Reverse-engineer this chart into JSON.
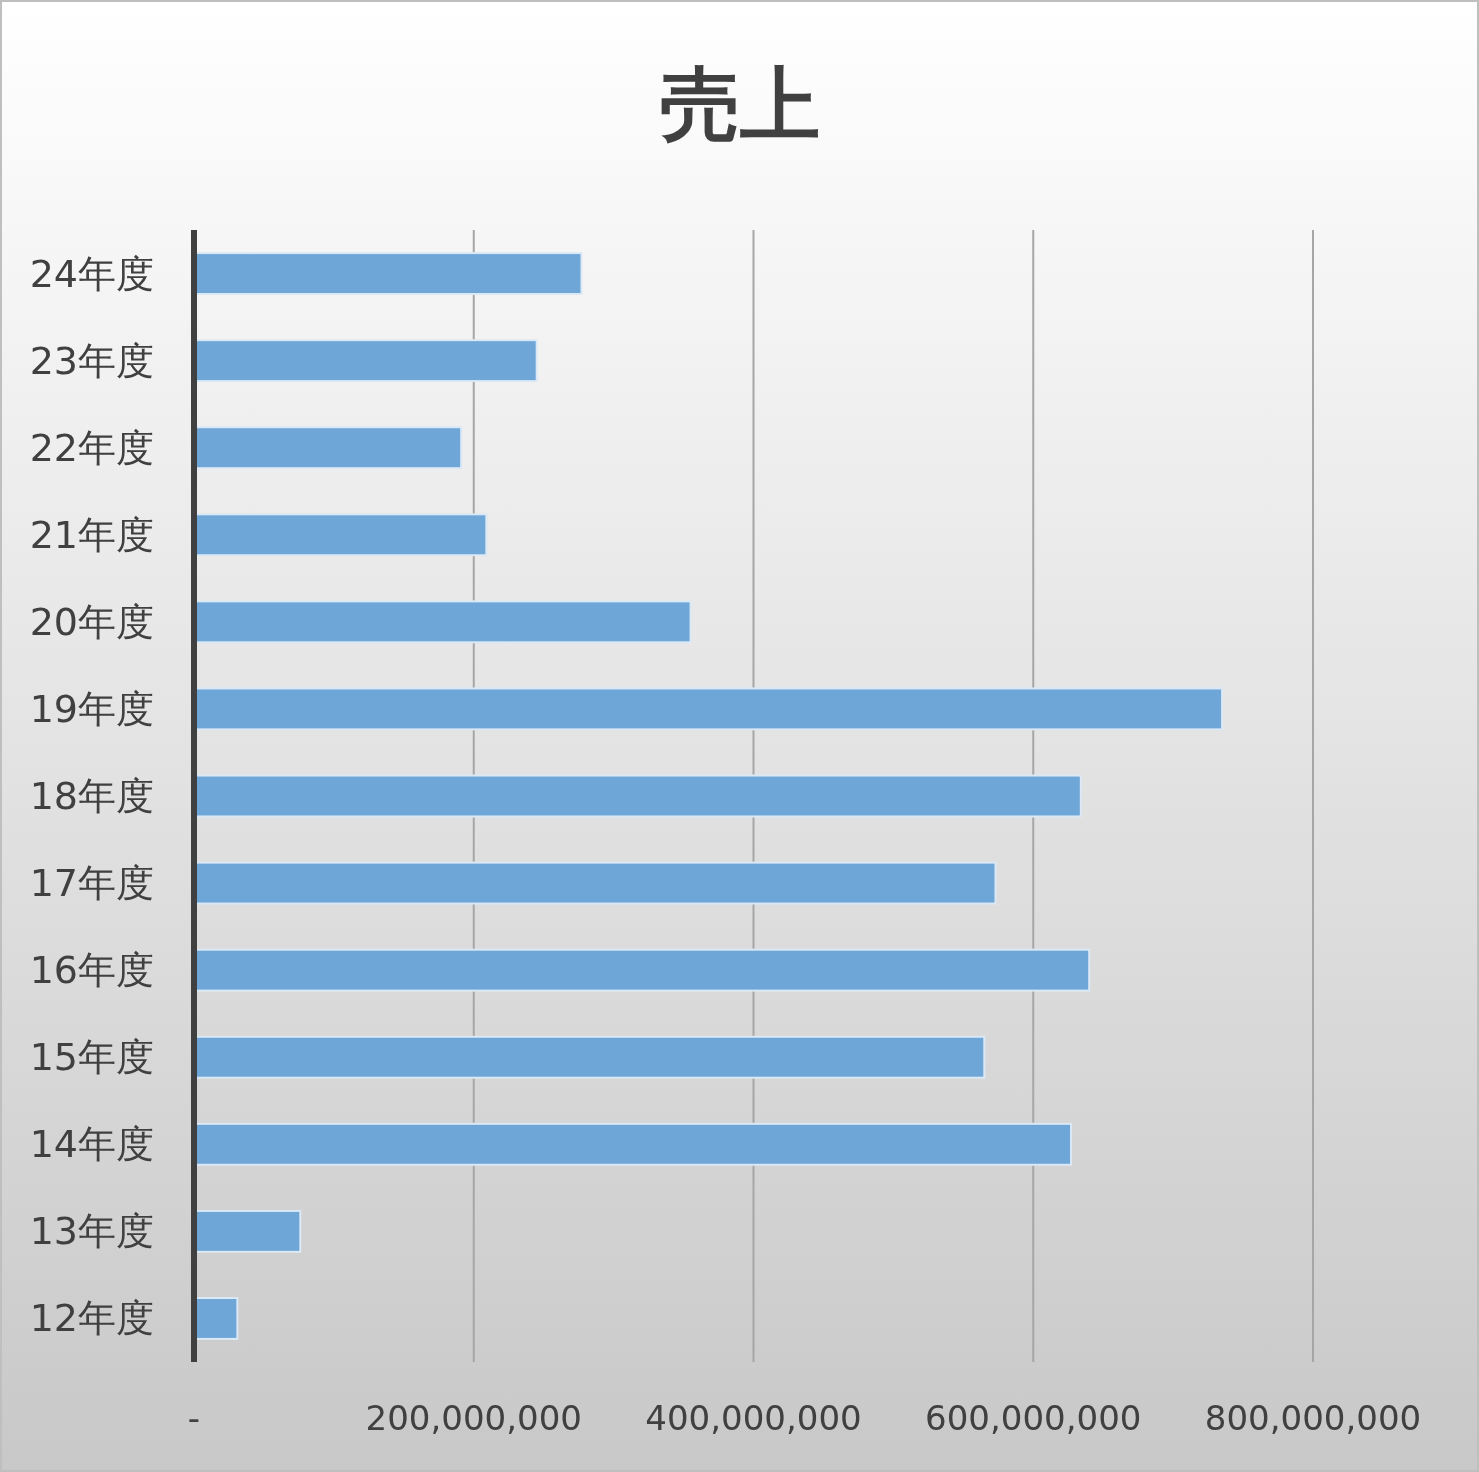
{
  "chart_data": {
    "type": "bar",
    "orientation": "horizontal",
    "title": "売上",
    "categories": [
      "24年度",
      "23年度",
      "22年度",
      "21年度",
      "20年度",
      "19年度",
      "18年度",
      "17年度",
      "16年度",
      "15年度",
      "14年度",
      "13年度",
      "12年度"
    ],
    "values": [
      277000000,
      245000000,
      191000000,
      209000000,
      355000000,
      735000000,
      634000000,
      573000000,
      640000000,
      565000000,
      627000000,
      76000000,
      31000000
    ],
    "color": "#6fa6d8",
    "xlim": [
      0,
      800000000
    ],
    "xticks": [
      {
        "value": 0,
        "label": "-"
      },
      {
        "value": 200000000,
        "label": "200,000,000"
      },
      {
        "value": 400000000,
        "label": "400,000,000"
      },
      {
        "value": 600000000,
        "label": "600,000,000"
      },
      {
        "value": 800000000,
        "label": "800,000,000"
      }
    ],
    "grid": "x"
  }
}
::::
→ **STATED EXERCISE**
Extract from the data every line where "label" shows up.

→ **RESPONSE TO THIS TASK**
        "label": "-"
        "label": "200,000,000"
        "label": "400,000,000"
        "label": "600,000,000"
        "label": "800,000,000"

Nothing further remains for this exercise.